- [RECORDS FOR THE EXERCISE]:
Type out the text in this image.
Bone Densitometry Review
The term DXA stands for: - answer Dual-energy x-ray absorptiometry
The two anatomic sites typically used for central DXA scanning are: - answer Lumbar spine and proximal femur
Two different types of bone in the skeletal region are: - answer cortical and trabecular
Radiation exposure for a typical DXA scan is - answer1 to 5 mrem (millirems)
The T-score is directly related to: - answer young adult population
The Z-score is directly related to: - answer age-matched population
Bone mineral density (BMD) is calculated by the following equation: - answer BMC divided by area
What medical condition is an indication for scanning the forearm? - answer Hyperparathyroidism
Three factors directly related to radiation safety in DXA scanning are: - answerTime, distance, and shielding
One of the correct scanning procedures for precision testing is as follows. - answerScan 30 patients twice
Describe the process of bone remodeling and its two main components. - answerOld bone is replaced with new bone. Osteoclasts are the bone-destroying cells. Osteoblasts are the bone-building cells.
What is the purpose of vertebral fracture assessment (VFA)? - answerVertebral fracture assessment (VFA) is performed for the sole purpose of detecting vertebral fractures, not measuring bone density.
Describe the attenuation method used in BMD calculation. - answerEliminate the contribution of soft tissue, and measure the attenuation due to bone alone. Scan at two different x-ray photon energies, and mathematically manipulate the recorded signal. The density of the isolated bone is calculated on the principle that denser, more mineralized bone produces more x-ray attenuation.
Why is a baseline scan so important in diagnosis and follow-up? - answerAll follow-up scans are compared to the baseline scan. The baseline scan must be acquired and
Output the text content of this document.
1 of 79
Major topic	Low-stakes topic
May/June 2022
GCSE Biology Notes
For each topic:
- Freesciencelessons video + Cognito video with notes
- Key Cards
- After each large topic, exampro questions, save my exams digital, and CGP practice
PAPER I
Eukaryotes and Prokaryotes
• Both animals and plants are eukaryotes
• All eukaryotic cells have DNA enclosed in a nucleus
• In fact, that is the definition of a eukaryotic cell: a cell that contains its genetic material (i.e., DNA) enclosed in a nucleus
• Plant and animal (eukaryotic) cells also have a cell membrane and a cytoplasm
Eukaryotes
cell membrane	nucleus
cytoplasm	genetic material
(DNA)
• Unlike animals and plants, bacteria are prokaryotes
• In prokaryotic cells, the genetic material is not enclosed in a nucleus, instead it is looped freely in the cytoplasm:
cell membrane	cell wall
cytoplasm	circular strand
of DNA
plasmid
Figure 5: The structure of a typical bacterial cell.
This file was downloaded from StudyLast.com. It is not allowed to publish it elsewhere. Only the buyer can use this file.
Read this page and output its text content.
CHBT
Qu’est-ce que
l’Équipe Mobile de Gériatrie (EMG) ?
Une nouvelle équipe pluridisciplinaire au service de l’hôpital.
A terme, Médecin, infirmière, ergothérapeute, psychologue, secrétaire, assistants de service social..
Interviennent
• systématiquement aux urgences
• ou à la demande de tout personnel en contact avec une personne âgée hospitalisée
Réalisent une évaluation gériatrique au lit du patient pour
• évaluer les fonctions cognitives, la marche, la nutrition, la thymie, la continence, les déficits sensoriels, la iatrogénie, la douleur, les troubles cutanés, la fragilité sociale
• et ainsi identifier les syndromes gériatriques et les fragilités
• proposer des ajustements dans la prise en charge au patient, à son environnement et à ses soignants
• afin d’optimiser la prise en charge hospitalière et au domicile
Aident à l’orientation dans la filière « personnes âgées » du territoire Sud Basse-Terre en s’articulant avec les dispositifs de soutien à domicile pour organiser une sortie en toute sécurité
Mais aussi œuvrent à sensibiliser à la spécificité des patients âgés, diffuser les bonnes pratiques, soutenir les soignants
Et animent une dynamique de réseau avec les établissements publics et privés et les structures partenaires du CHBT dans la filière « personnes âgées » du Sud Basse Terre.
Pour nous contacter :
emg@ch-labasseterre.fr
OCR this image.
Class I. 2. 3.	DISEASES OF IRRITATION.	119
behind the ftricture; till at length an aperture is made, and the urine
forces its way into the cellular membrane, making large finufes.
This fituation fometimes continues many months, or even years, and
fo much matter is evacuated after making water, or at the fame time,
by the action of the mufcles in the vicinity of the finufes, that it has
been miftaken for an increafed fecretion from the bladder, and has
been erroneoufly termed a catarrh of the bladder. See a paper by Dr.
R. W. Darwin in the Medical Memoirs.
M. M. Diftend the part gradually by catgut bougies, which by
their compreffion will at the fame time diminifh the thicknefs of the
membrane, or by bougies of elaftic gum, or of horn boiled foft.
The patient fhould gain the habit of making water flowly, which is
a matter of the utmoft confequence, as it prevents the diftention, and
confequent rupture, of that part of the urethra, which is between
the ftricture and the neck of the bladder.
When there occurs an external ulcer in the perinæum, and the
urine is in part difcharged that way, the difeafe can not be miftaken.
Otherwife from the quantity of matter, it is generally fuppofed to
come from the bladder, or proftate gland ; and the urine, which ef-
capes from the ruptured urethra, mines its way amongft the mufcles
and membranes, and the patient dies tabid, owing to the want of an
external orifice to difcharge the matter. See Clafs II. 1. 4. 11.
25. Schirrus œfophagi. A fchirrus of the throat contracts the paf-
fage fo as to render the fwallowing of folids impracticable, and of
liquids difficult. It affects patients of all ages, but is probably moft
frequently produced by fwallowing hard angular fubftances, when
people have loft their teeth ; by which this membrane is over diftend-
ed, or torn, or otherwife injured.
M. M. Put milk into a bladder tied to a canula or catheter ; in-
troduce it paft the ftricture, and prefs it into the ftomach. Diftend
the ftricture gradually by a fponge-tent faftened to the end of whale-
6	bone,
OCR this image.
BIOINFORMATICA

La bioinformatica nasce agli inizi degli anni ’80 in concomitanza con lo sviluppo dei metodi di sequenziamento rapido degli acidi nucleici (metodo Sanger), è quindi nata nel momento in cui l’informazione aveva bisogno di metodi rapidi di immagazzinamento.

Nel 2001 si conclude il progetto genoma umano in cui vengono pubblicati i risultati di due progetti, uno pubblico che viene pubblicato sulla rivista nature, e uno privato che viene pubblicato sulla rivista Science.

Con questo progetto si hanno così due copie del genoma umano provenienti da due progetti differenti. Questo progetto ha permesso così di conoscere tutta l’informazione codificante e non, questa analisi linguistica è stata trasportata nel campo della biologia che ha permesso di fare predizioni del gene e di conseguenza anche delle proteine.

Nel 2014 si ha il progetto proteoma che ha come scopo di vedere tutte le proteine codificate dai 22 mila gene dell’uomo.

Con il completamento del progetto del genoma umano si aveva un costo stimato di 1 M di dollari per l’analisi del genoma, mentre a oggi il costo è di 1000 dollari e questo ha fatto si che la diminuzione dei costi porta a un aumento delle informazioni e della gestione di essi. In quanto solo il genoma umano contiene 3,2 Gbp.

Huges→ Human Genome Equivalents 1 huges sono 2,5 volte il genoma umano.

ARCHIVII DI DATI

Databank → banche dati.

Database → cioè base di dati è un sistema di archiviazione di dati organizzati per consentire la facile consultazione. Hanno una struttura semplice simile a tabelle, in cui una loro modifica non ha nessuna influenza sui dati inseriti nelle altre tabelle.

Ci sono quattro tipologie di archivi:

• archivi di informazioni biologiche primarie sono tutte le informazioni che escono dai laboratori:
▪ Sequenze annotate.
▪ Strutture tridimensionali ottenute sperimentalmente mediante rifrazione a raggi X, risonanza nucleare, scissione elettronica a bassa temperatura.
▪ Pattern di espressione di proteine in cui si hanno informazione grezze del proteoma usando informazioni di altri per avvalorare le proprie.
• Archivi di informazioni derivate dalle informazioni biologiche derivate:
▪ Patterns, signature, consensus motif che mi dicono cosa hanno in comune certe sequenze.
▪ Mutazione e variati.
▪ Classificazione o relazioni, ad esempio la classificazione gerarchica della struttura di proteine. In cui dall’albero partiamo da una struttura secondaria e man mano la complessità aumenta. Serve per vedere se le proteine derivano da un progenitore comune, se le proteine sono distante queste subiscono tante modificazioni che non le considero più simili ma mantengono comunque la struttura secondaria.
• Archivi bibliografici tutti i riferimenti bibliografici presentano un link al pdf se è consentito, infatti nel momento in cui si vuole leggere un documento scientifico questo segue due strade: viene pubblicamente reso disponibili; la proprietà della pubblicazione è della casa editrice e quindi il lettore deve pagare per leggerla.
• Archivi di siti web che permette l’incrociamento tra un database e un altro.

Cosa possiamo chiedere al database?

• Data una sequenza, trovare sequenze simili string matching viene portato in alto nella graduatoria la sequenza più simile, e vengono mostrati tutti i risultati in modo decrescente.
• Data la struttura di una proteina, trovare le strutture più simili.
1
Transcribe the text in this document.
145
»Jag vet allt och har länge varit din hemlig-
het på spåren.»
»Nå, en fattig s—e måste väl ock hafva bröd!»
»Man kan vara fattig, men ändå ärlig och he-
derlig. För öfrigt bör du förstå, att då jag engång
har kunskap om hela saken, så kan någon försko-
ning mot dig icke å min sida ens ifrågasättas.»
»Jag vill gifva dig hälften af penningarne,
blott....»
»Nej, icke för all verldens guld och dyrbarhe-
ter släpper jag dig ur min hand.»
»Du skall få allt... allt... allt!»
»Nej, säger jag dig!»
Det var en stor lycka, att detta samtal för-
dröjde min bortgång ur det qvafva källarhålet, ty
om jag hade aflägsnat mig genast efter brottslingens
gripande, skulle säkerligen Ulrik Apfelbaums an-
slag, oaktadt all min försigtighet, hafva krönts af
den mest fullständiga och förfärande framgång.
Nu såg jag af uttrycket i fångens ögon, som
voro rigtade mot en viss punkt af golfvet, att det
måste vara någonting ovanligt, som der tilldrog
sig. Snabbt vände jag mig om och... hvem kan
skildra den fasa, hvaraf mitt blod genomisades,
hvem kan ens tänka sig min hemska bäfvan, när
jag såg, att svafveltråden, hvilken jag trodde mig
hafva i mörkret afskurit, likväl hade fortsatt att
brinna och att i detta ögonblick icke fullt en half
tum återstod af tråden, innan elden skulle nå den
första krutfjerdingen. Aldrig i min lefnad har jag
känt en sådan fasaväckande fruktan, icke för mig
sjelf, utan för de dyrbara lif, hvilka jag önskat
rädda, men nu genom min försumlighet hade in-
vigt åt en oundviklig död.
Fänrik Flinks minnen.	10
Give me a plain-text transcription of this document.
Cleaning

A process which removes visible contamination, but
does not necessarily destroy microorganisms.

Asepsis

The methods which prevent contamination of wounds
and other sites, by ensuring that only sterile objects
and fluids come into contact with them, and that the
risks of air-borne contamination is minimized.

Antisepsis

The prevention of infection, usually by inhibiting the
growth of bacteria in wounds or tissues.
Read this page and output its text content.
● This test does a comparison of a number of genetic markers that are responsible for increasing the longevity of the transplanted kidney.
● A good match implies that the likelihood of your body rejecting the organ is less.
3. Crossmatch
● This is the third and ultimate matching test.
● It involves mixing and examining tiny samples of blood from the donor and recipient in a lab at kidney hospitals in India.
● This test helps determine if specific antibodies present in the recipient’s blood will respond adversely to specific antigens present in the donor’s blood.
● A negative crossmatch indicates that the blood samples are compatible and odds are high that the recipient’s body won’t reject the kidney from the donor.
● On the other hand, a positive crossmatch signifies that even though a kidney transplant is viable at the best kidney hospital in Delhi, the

- [THE TASK]: Nothing beyond a number is expected: count the lines of the material that hold the string "viene".

- [FINAL ANSWER]: 3